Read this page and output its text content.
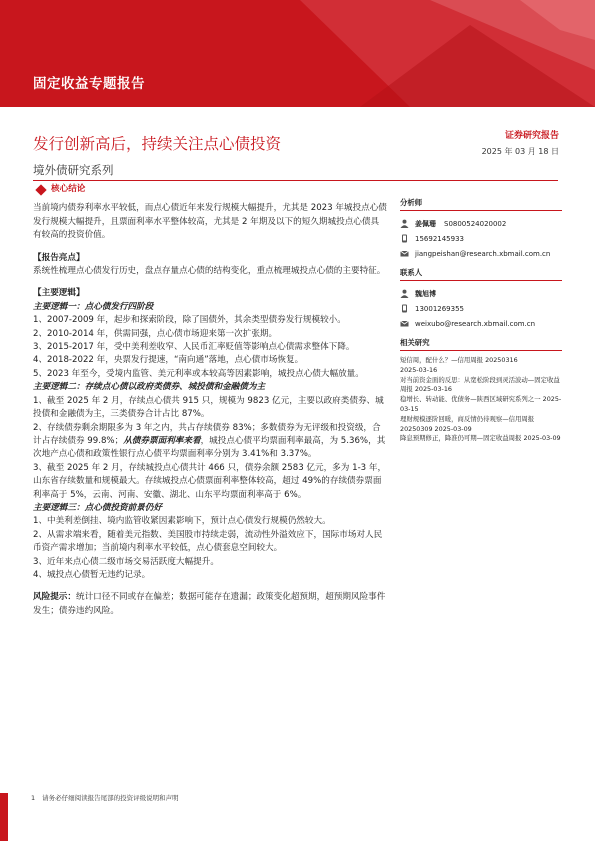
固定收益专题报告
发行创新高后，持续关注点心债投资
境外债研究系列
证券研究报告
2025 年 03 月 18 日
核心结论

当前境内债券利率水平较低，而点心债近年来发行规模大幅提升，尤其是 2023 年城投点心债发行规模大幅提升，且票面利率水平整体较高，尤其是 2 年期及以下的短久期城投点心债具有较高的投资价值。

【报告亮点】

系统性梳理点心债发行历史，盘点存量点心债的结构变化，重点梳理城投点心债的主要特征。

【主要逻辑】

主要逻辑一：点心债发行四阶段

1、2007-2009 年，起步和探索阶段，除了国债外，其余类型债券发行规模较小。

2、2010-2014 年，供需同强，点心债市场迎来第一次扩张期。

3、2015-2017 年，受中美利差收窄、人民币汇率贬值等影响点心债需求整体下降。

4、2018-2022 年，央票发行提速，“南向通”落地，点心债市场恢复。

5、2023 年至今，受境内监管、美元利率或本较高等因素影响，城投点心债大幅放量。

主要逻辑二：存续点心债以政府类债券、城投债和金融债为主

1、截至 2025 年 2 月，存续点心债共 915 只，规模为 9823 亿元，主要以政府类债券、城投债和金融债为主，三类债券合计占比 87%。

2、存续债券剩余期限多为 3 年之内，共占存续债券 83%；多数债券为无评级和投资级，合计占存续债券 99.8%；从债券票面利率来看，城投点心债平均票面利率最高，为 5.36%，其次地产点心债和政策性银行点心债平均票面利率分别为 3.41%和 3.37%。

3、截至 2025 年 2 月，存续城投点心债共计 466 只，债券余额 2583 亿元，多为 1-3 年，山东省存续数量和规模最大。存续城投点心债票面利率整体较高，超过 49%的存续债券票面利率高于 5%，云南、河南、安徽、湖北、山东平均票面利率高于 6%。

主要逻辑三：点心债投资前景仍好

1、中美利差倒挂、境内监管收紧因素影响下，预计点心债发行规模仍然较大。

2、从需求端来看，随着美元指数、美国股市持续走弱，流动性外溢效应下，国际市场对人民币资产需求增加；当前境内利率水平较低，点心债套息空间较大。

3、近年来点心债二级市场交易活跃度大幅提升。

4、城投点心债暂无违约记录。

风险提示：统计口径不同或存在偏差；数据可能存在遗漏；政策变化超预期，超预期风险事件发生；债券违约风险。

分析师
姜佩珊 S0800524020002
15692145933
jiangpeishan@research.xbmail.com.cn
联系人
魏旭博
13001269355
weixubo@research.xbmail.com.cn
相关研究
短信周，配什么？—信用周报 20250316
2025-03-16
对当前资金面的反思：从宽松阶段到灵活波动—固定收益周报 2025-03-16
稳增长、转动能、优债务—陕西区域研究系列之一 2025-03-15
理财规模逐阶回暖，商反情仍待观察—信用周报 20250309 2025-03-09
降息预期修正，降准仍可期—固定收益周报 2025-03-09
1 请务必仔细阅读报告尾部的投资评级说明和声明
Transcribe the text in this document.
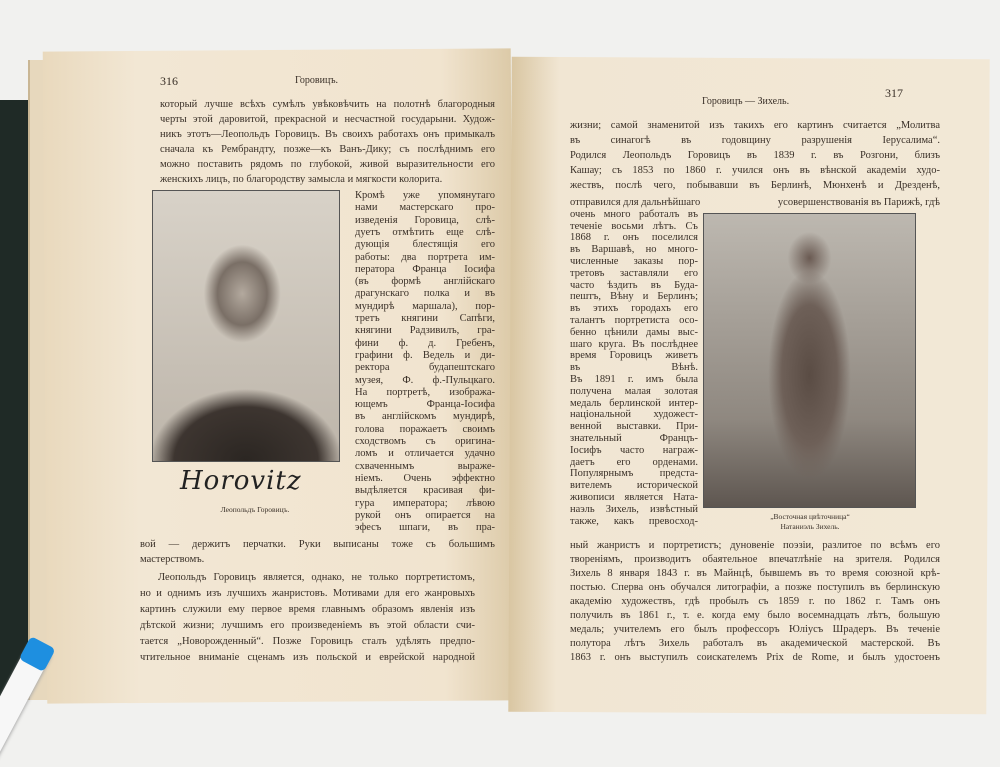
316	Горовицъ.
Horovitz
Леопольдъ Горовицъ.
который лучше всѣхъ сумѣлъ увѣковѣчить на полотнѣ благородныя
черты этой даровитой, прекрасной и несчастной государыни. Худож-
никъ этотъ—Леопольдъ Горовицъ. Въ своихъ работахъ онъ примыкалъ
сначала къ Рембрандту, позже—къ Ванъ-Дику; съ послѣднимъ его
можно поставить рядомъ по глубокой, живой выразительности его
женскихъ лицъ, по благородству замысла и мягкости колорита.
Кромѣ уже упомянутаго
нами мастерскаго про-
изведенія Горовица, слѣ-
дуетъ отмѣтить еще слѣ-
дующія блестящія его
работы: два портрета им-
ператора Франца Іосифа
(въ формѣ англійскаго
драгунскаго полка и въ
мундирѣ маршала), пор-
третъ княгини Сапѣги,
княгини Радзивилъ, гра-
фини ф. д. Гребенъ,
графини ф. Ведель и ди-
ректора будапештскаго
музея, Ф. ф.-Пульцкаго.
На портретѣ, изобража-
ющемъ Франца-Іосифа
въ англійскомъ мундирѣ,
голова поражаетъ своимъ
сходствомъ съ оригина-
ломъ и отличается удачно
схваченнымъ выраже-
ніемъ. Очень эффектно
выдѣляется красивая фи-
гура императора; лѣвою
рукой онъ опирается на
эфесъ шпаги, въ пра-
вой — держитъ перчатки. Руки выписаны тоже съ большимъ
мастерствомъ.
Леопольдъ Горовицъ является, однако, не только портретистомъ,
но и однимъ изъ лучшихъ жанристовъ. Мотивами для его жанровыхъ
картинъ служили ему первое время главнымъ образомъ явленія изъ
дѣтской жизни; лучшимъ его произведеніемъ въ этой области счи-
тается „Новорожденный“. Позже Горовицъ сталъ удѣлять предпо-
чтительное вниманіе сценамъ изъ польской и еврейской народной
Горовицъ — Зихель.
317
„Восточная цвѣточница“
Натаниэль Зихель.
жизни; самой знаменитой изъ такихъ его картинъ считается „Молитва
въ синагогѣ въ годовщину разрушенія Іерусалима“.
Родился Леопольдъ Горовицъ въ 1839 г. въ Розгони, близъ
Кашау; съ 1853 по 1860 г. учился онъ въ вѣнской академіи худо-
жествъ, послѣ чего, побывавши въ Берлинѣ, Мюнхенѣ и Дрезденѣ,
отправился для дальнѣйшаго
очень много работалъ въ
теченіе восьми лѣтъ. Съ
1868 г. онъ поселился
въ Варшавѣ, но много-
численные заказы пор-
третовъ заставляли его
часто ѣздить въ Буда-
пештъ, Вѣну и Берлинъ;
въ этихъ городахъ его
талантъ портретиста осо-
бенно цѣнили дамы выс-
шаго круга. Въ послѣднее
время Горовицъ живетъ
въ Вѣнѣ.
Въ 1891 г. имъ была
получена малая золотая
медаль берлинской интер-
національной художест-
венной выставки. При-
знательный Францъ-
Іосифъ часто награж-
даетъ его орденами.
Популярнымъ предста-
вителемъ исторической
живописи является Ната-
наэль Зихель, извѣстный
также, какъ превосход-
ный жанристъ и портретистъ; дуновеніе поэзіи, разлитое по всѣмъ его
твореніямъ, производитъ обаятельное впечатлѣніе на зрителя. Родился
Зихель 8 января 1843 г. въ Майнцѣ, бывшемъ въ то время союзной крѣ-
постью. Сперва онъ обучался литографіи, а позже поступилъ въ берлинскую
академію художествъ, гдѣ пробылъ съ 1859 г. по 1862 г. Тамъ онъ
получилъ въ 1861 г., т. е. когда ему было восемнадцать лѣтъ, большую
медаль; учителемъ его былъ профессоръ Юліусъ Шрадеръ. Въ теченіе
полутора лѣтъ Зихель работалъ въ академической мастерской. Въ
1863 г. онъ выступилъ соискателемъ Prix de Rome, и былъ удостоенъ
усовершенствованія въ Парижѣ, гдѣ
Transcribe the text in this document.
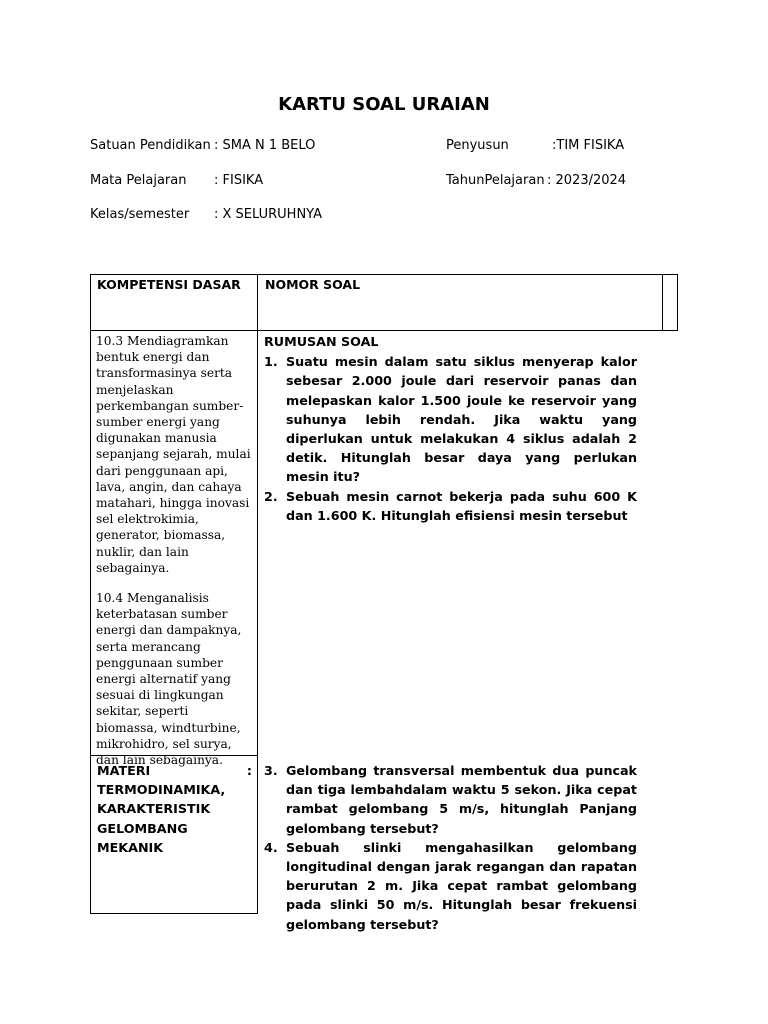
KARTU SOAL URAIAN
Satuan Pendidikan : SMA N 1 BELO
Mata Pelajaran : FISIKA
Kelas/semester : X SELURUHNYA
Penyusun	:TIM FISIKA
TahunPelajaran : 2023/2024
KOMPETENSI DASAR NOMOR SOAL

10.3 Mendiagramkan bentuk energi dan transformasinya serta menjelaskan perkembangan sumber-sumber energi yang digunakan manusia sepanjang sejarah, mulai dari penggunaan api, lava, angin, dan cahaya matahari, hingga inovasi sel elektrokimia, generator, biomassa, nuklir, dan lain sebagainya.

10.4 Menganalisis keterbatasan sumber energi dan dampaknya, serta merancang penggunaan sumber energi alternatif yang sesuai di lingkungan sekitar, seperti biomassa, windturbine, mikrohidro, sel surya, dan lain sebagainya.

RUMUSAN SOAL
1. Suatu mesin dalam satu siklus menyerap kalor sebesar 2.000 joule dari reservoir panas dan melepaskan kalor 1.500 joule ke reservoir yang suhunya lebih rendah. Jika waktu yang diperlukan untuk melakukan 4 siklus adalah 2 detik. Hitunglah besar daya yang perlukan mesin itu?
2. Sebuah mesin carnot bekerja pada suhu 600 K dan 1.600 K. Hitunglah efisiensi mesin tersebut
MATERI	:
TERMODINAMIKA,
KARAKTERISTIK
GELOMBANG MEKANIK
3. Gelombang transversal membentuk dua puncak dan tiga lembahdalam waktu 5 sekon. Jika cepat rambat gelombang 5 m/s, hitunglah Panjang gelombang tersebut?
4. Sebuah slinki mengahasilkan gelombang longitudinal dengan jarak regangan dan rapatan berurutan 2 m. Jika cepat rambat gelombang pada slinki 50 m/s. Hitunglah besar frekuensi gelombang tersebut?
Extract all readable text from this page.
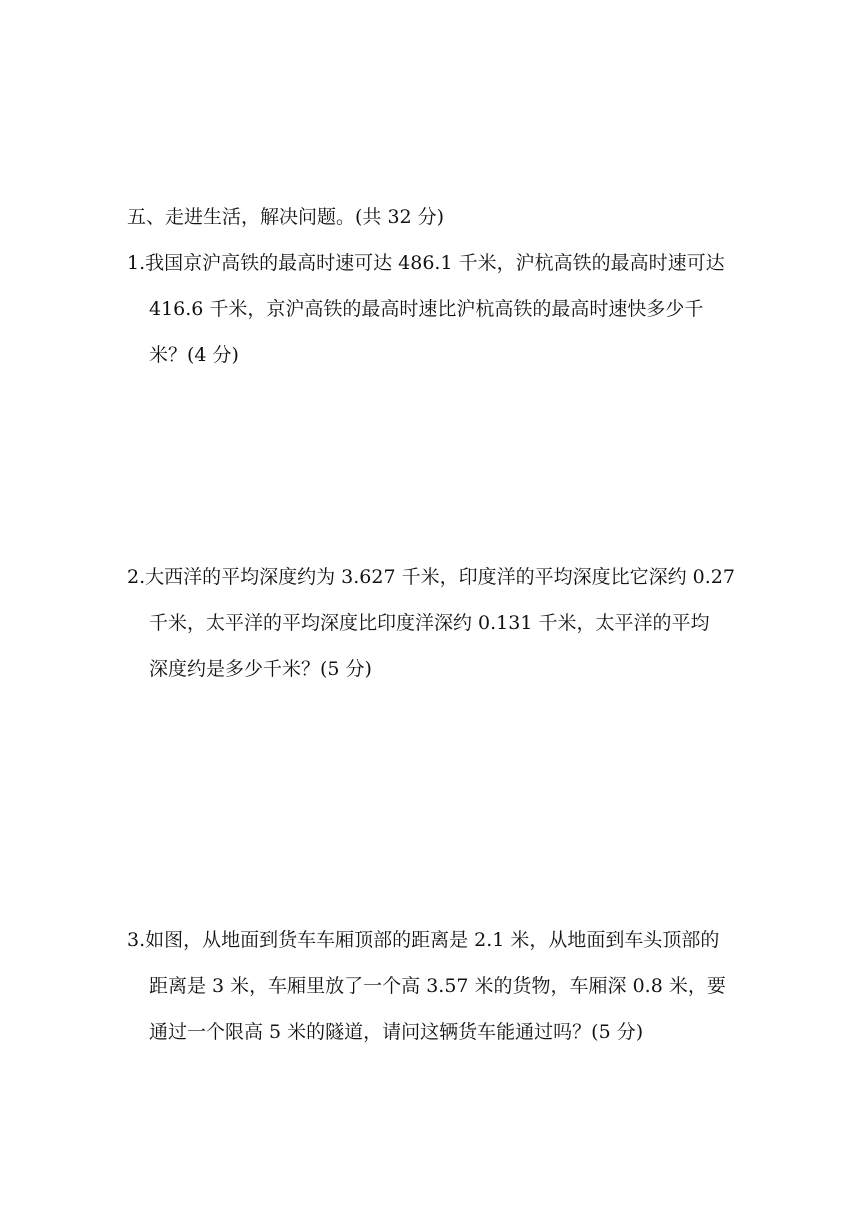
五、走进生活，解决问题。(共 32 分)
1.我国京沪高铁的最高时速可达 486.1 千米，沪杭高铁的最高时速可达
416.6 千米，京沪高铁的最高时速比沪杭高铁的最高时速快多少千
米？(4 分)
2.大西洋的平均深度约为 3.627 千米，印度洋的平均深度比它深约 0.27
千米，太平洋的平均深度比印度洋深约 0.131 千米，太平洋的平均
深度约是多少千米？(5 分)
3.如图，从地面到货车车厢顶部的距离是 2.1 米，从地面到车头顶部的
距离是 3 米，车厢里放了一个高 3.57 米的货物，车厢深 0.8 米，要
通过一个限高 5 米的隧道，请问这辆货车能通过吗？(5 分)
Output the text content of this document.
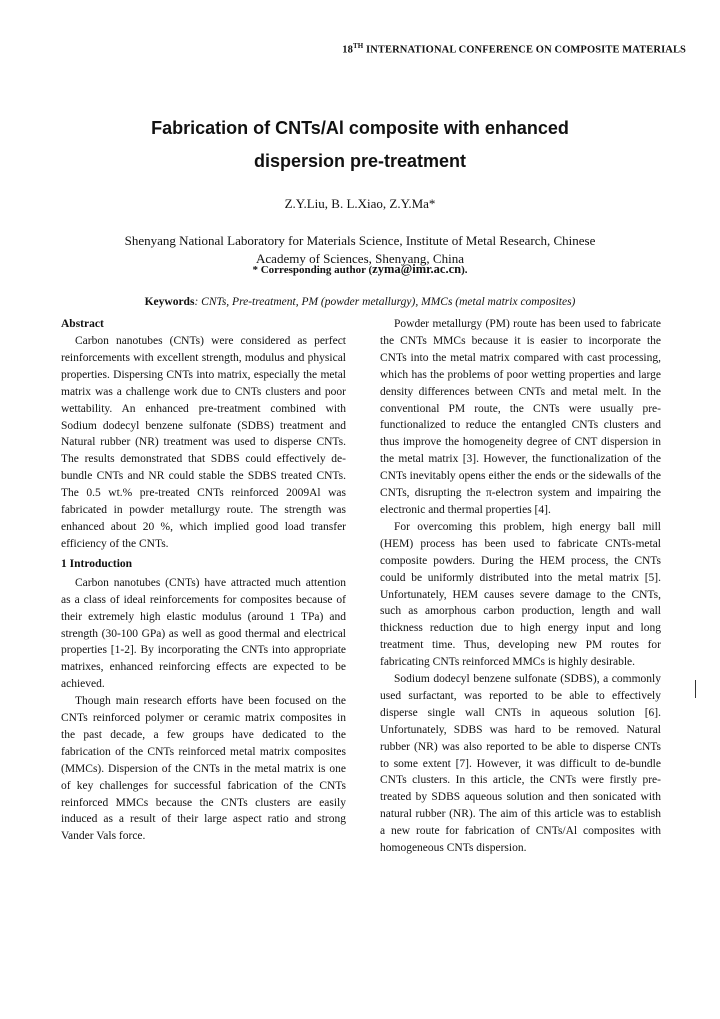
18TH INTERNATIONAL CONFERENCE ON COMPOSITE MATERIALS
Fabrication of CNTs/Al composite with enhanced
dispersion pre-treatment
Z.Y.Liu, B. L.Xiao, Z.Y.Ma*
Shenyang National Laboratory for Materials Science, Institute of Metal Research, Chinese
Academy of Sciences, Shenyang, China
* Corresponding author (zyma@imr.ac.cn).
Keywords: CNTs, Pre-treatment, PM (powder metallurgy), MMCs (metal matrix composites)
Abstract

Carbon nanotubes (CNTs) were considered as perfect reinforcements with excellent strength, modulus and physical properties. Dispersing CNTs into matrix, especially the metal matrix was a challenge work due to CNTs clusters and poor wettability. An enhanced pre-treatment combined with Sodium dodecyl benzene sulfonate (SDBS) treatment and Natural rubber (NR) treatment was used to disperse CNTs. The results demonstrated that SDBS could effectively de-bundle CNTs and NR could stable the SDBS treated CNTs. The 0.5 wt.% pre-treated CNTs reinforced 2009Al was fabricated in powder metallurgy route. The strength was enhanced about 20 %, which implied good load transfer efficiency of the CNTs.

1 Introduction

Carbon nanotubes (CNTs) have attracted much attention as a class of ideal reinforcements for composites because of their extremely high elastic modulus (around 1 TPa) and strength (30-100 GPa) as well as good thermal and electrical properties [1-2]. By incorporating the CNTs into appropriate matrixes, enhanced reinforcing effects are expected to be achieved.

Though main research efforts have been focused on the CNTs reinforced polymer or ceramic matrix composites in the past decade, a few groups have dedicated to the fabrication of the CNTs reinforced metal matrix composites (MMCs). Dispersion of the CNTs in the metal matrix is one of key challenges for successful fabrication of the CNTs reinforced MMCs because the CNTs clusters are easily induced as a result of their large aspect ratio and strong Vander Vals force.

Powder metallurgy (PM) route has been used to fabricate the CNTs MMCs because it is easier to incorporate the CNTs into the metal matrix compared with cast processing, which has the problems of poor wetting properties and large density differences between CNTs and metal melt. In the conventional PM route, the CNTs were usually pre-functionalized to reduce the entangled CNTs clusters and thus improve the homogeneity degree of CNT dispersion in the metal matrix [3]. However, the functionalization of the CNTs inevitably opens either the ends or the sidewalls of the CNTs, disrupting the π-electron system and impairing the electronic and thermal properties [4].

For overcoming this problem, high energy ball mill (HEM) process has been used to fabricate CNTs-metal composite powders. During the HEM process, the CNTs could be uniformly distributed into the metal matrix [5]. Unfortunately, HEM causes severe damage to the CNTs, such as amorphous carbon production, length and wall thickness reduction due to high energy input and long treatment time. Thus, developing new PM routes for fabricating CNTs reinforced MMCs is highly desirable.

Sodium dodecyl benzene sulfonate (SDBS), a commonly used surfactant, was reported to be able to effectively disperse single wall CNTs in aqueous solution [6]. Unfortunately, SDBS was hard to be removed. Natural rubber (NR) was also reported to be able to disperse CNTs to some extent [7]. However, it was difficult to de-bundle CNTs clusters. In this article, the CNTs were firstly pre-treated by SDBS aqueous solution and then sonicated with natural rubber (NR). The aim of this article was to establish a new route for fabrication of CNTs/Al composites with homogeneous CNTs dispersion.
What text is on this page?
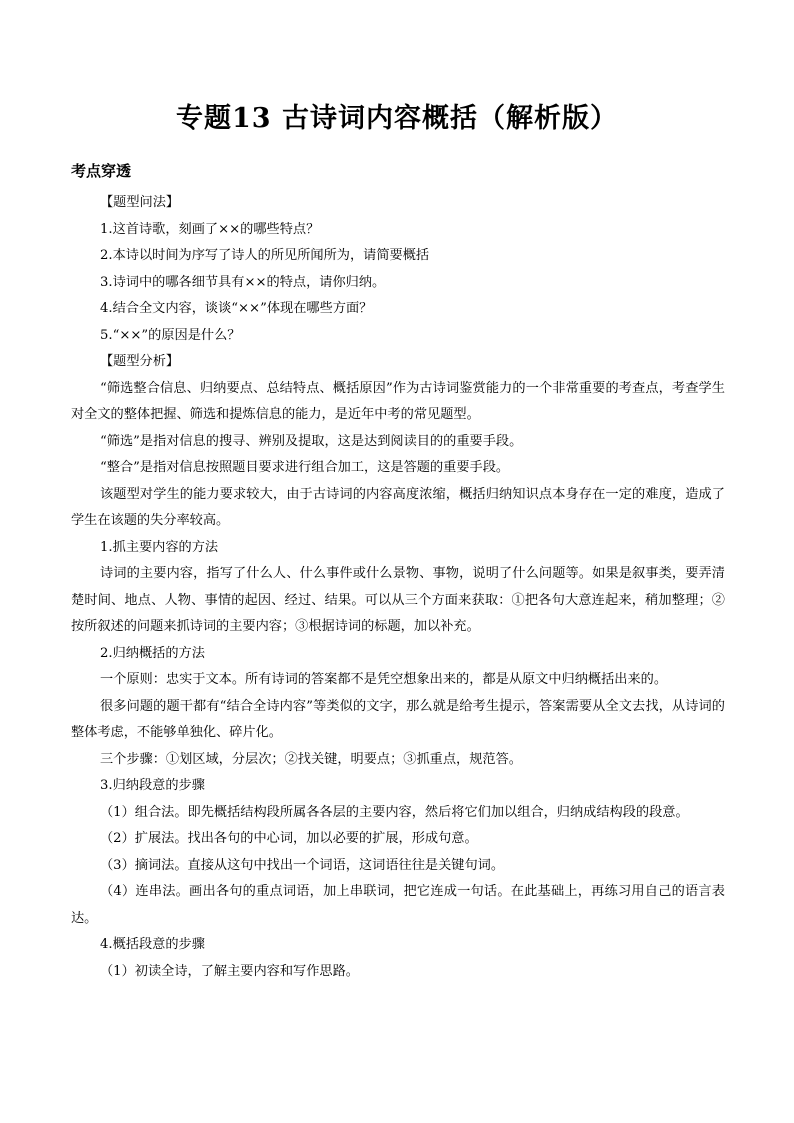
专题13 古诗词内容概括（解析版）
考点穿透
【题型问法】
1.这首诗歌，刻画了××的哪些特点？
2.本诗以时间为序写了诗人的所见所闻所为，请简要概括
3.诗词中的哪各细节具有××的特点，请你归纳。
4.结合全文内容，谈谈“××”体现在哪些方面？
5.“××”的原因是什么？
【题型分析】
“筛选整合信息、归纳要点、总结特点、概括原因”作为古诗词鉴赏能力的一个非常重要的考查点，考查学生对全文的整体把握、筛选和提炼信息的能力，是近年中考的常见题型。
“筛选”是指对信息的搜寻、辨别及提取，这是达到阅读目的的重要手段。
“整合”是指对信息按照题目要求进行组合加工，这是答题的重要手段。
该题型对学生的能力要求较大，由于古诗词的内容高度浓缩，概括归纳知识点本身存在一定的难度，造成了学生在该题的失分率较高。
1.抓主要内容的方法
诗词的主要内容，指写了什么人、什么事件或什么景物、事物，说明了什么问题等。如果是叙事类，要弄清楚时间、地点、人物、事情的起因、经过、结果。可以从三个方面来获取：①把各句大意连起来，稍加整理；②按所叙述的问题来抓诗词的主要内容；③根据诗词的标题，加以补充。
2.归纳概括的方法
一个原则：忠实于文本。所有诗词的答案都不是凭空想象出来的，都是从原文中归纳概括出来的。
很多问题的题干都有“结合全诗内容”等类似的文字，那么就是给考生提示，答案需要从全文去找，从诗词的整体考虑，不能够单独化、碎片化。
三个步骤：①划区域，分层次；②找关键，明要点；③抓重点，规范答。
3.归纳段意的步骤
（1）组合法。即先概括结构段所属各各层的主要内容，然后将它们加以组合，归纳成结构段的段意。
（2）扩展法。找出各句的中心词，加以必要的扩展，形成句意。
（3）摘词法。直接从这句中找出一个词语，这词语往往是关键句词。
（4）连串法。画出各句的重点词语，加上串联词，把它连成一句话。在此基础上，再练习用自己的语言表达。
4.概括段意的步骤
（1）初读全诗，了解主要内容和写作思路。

──────────────────────────────

Gather every line from the entries above where the word "信用周报" appears, and copy them.

--- SOLUTION ---
短信周，配什么？—信用周报 20250316
理财规模逐阶回暖，商反情仍待观察—信用周报 20250309 2025-03-09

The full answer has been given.